• _What you should do_: Transcribe all the entries word for word, but omit the images.

#####

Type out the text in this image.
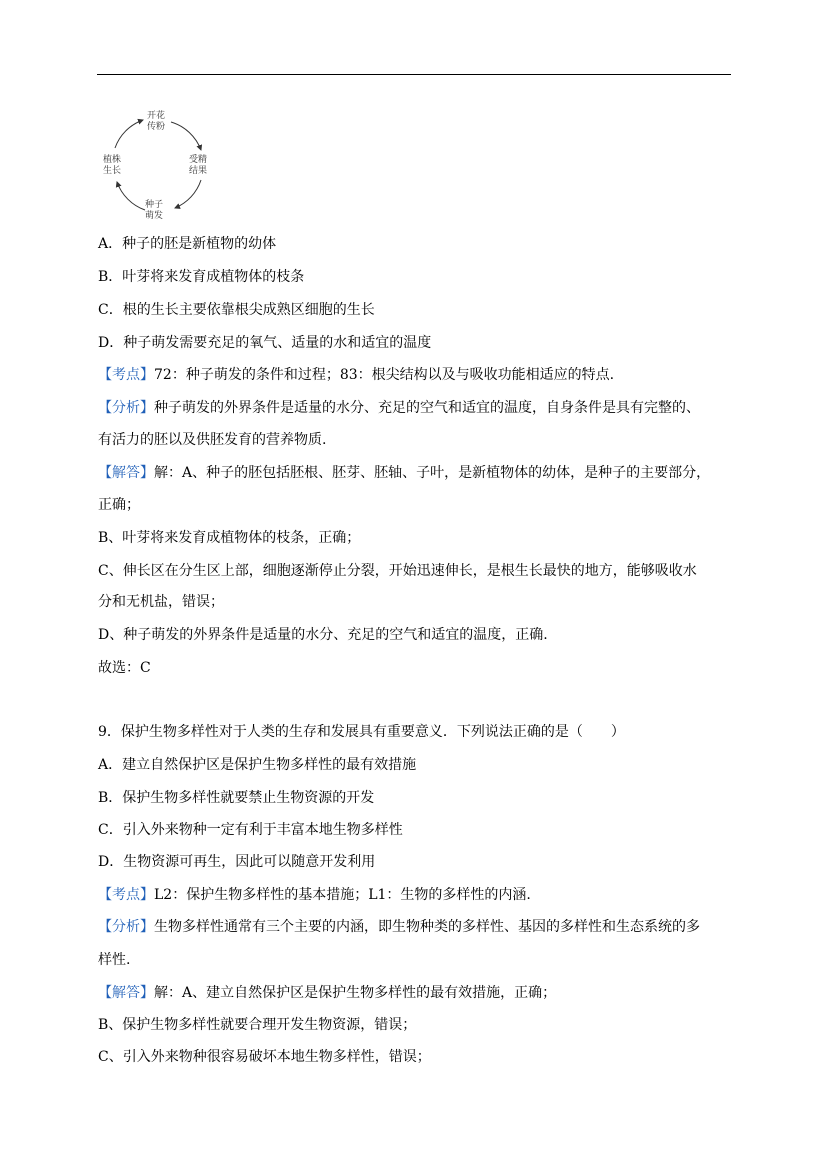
开花
传粉
受精
结果
种子
萌发
植株
生长
A．种子的胚是新植物的幼体
B．叶芽将来发育成植物体的枝条
C．根的生长主要依靠根尖成熟区细胞的生长
D．种子萌发需要充足的氧气、适量的水和适宜的温度
【考点】72：种子萌发的条件和过程；83：根尖结构以及与吸收功能相适应的特点.
【分析】种子萌发的外界条件是适量的水分、充足的空气和适宜的温度，自身条件是具有完整的、
有活力的胚以及供胚发育的营养物质.
【解答】解：A、种子的胚包括胚根、胚芽、胚轴、子叶，是新植物体的幼体，是种子的主要部分，
正确；
B、叶芽将来发育成植物体的枝条，正确；
C、伸长区在分生区上部，细胞逐渐停止分裂，开始迅速伸长，是根生长最快的地方，能够吸收水
分和无机盐，错误；
D、种子萌发的外界条件是适量的水分、充足的空气和适宜的温度，正确.
故选：C
9．保护生物多样性对于人类的生存和发展具有重要意义．下列说法正确的是（　　）
A．建立自然保护区是保护生物多样性的最有效措施
B．保护生物多样性就要禁止生物资源的开发
C．引入外来物种一定有利于丰富本地生物多样性
D．生物资源可再生，因此可以随意开发利用
【考点】L2：保护生物多样性的基本措施；L1：生物的多样性的内涵.
【分析】生物多样性通常有三个主要的内涵，即生物种类的多样性、基因的多样性和生态系统的多
样性.
【解答】解：A、建立自然保护区是保护生物多样性的最有效措施，正确；
B、保护生物多样性就要合理开发生物资源，错误；
C、引入外来物种很容易破坏本地生物多样性，错误；
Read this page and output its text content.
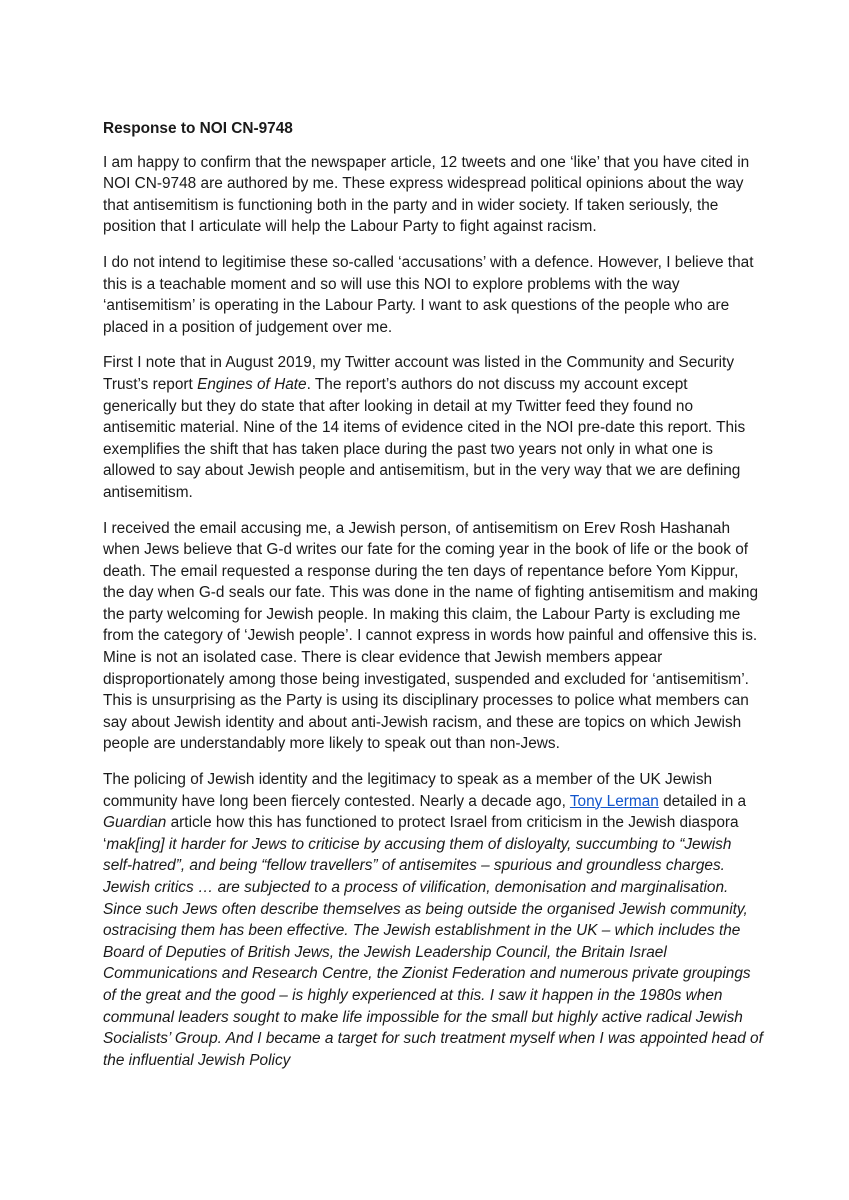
Response to NOI CN-9748

I am happy to confirm that the newspaper article, 12 tweets and one ‘like’ that you have cited in NOI CN-9748 are authored by me. These express widespread political opinions about the way that antisemitism is functioning both in the party and in wider society. If taken seriously, the position that I articulate will help the Labour Party to fight against racism.

I do not intend to legitimise these so-called ‘accusations’ with a defence. However, I believe that this is a teachable moment and so will use this NOI to explore problems with the way ‘antisemitism’ is operating in the Labour Party. I want to ask questions of the people who are placed in a position of judgement over me.

First I note that in August 2019, my Twitter account was listed in the Community and Security Trust’s report Engines of Hate. The report’s authors do not discuss my account except generically but they do state that after looking in detail at my Twitter feed they found no antisemitic material. Nine of the 14 items of evidence cited in the NOI pre-date this report. This exemplifies the shift that has taken place during the past two years not only in what one is allowed to say about Jewish people and antisemitism, but in the very way that we are defining antisemitism.

I received the email accusing me, a Jewish person, of antisemitism on Erev Rosh Hashanah when Jews believe that G-d writes our fate for the coming year in the book of life or the book of death. The email requested a response during the ten days of repentance before Yom Kippur, the day when G-d seals our fate. This was done in the name of fighting antisemitism and making the party welcoming for Jewish people. In making this claim, the Labour Party is excluding me from the category of ‘Jewish people’. I cannot express in words how painful and offensive this is. Mine is not an isolated case. There is clear evidence that Jewish members appear disproportionately among those being investigated, suspended and excluded for ‘antisemitism’. This is unsurprising as the Party is using its disciplinary processes to police what members can say about Jewish identity and about anti-Jewish racism, and these are topics on which Jewish people are understandably more likely to speak out than non-Jews.

The policing of Jewish identity and the legitimacy to speak as a member of the UK Jewish community have long been fiercely contested. Nearly a decade ago, Tony Lerman detailed in a Guardian article how this has functioned to protect Israel from criticism in the Jewish diaspora ‘mak[ing] it harder for Jews to criticise by accusing them of disloyalty, succumbing to “Jewish self-hatred”, and being “fellow travellers” of antisemites – spurious and groundless charges. Jewish critics … are subjected to a process of vilification, demonisation and marginalisation. Since such Jews often describe themselves as being outside the organised Jewish community, ostracising them has been effective. The Jewish establishment in the UK – which includes the Board of Deputies of British Jews, the Jewish Leadership Council, the Britain Israel Communications and Research Centre, the Zionist Federation and numerous private groupings of the great and the good – is highly experienced at this. I saw it happen in the 1980s when communal leaders sought to make life impossible for the small but highly active radical Jewish Socialists’ Group. And I became a target for such treatment myself when I was appointed head of the influential Jewish Policy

#####

• _Final result_:
Type out the text in this image.
开花
传粉
受精
结果
种子
萌发
植株
生长
A．种子的胚是新植物的幼体
B．叶芽将来发育成植物体的枝条
C．根的生长主要依靠根尖成熟区细胞的生长
D．种子萌发需要充足的氧气、适量的水和适宜的温度
【考点】72：种子萌发的条件和过程；83：根尖结构以及与吸收功能相适应的特点.
【分析】种子萌发的外界条件是适量的水分、充足的空气和适宜的温度，自身条件是具有完整的、
有活力的胚以及供胚发育的营养物质.
【解答】解：A、种子的胚包括胚根、胚芽、胚轴、子叶，是新植物体的幼体，是种子的主要部分，
正确；
B、叶芽将来发育成植物体的枝条，正确；
C、伸长区在分生区上部，细胞逐渐停止分裂，开始迅速伸长，是根生长最快的地方，能够吸收水
分和无机盐，错误；
D、种子萌发的外界条件是适量的水分、充足的空气和适宜的温度，正确.
故选：C
9．保护生物多样性对于人类的生存和发展具有重要意义．下列说法正确的是（　　）
A．建立自然保护区是保护生物多样性的最有效措施
B．保护生物多样性就要禁止生物资源的开发
C．引入外来物种一定有利于丰富本地生物多样性
D．生物资源可再生，因此可以随意开发利用
【考点】L2：保护生物多样性的基本措施；L1：生物的多样性的内涵.
【分析】生物多样性通常有三个主要的内涵，即生物种类的多样性、基因的多样性和生态系统的多
样性.
【解答】解：A、建立自然保护区是保护生物多样性的最有效措施，正确；
B、保护生物多样性就要合理开发生物资源，错误；
C、引入外来物种很容易破坏本地生物多样性，错误；
Read this page and output its text content.
Response to NOI CN-9748

I am happy to confirm that the newspaper article, 12 tweets and one ‘like’ that you have cited in NOI CN-9748 are authored by me. These express widespread political opinions about the way that antisemitism is functioning both in the party and in wider society. If taken seriously, the position that I articulate will help the Labour Party to fight against racism.

I do not intend to legitimise these so-called ‘accusations’ with a defence. However, I believe that this is a teachable moment and so will use this NOI to explore problems with the way ‘antisemitism’ is operating in the Labour Party. I want to ask questions of the people who are placed in a position of judgement over me.

First I note that in August 2019, my Twitter account was listed in the Community and Security Trust’s report Engines of Hate. The report’s authors do not discuss my account except generically but they do state that after looking in detail at my Twitter feed they found no antisemitic material. Nine of the 14 items of evidence cited in the NOI pre-date this report. This exemplifies the shift that has taken place during the past two years not only in what one is allowed to say about Jewish people and antisemitism, but in the very way that we are defining antisemitism.

I received the email accusing me, a Jewish person, of antisemitism on Erev Rosh Hashanah when Jews believe that G-d writes our fate for the coming year in the book of life or the book of death. The email requested a response during the ten days of repentance before Yom Kippur, the day when G-d seals our fate. This was done in the name of fighting antisemitism and making the party welcoming for Jewish people. In making this claim, the Labour Party is excluding me from the category of ‘Jewish people’. I cannot express in words how painful and offensive this is. Mine is not an isolated case. There is clear evidence that Jewish members appear disproportionately among those being investigated, suspended and excluded for ‘antisemitism’. This is unsurprising as the Party is using its disciplinary processes to police what members can say about Jewish identity and about anti-Jewish racism, and these are topics on which Jewish people are understandably more likely to speak out than non-Jews.

The policing of Jewish identity and the legitimacy to speak as a member of the UK Jewish community have long been fiercely contested. Nearly a decade ago, Tony Lerman detailed in a Guardian article how this has functioned to protect Israel from criticism in the Jewish diaspora ‘mak[ing] it harder for Jews to criticise by accusing them of disloyalty, succumbing to “Jewish self-hatred”, and being “fellow travellers” of antisemites – spurious and groundless charges. Jewish critics … are subjected to a process of vilification, demonisation and marginalisation. Since such Jews often describe themselves as being outside the organised Jewish community, ostracising them has been effective. The Jewish establishment in the UK – which includes the Board of Deputies of British Jews, the Jewish Leadership Council, the Britain Israel Communications and Research Centre, the Zionist Federation and numerous private groupings of the great and the good – is highly experienced at this. I saw it happen in the 1980s when communal leaders sought to make life impossible for the small but highly active radical Jewish Socialists’ Group. And I became a target for such treatment myself when I was appointed head of the influential Jewish Policy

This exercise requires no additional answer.